------ Working data ------
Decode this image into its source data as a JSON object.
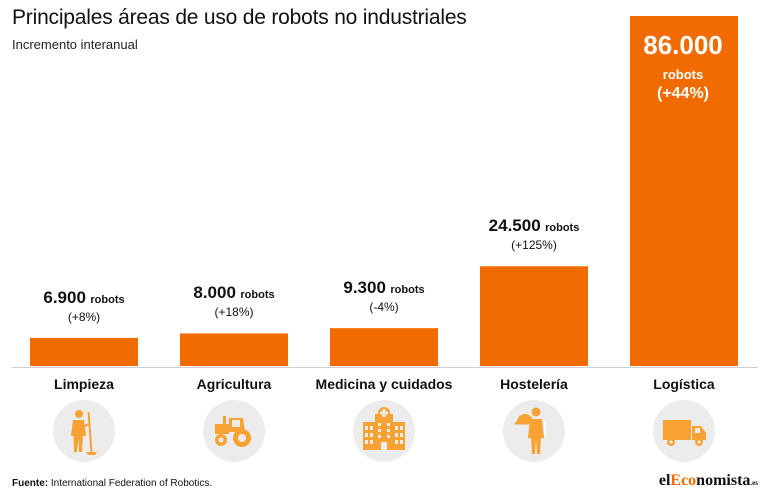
{
  "header": {
    "title": "Principales áreas de uso de robots no industriales",
    "subtitle": "Incremento interanual"
  },
  "colors": {
    "accent": "#f26b00",
    "icon": "#f7a233",
    "circle": "#ececec"
  },
  "chart_data": {
    "type": "bar",
    "title": "Principales áreas de uso de robots no industriales",
    "subtitle": "Incremento interanual",
    "categories": [
      "Limpieza",
      "Agricultura",
      "Medicina y cuidados",
      "Hostelería",
      "Logística"
    ],
    "values": [
      6900,
      8000,
      9300,
      24500,
      86000
    ],
    "value_labels": [
      "6.900",
      "8.000",
      "9.300",
      "24.500",
      "86.000"
    ],
    "unit_label": "robots",
    "change_labels": [
      "(+8%)",
      "(+18%)",
      "(-4%)",
      "(+125%)",
      "(+44%)"
    ],
    "icons": [
      "cleaner-icon",
      "tractor-icon",
      "hospital-icon",
      "waiter-icon",
      "truck-icon"
    ],
    "ylim": [
      0,
      86000
    ],
    "grid": false,
    "legend": "none"
  },
  "footer": {
    "source_label": "Fuente:",
    "source_text": " International Federation of Robotics.",
    "logo_pre": "el",
    "logo_accent": "Eco",
    "logo_post": "nomista",
    "logo_suffix": ".es"
  }
}
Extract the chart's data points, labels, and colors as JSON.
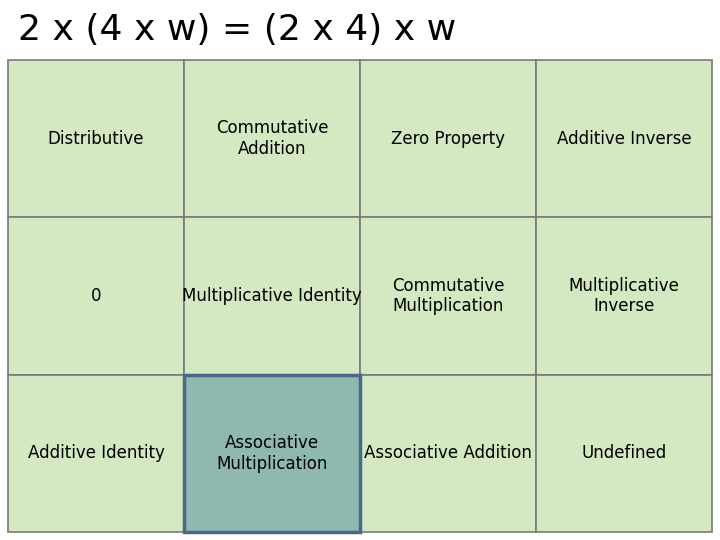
{
  "title": "2 x (4 x w) = (2 x 4) x w",
  "title_fontsize": 26,
  "title_fontweight": "normal",
  "title_color": "#000000",
  "background_color": "#ffffff",
  "cell_bg_color": "#d4e8c2",
  "cell_bg_color_highlight": "#8fb8b0",
  "cell_border_color": "#7a7a7a",
  "cell_border_color_highlight": "#4a6888",
  "grid": [
    [
      "Distributive",
      "Commutative\nAddition",
      "Zero Property",
      "Additive Inverse"
    ],
    [
      "0",
      "Multiplicative Identity",
      "Commutative\nMultiplication",
      "Multiplicative\nInverse"
    ],
    [
      "Additive Identity",
      "Associative\nMultiplication",
      "Associative Addition",
      "Undefined"
    ]
  ],
  "highlight_cell": [
    2,
    1
  ],
  "cell_fontsize": 12,
  "rows": 3,
  "cols": 4
}
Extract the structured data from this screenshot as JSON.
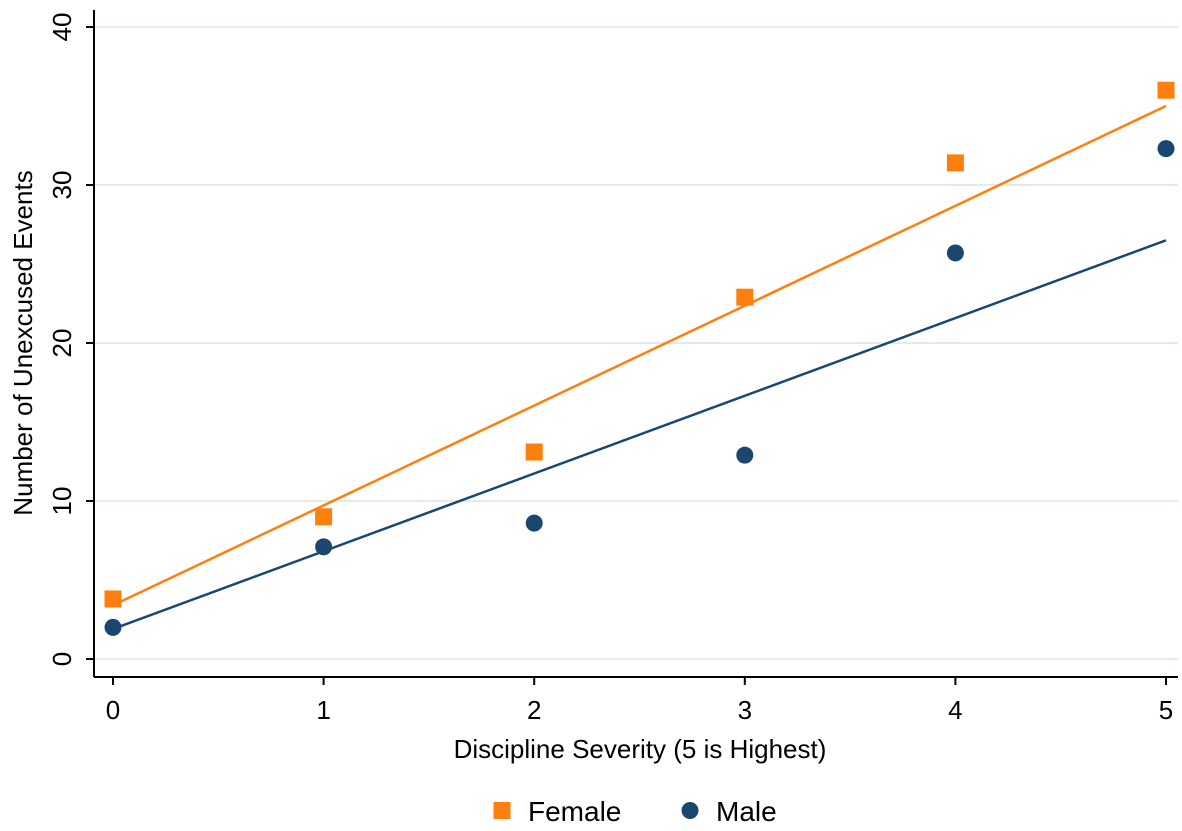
{
  "chart_data": {
    "type": "scatter",
    "title": "",
    "xlabel": "Discipline Severity (5 is Highest)",
    "ylabel": "Number of Unexcused Events",
    "xlim": [
      0,
      5
    ],
    "ylim": [
      0,
      40
    ],
    "xticks": [
      "0",
      "1",
      "2",
      "3",
      "4",
      "5"
    ],
    "yticks": [
      "0",
      "10",
      "20",
      "30",
      "40"
    ],
    "grid": "horizontal",
    "legend_position": "bottom",
    "series": [
      {
        "name": "Female",
        "marker": "square",
        "color": "#ff7f0e",
        "x": [
          0,
          1,
          2,
          3,
          4,
          5
        ],
        "y": [
          3.8,
          9.0,
          13.1,
          22.9,
          31.4,
          36.0
        ],
        "fit": [
          3.4,
          35.0
        ]
      },
      {
        "name": "Male",
        "marker": "circle",
        "color": "#1a476f",
        "x": [
          0,
          1,
          2,
          3,
          4,
          5
        ],
        "y": [
          2.0,
          7.1,
          8.6,
          12.9,
          25.7,
          32.3
        ],
        "fit": [
          1.9,
          26.5
        ]
      }
    ]
  }
}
------
Go through the listing above and report how many of its lines contain the word "Additive", with only the number as output.

Full solution = 2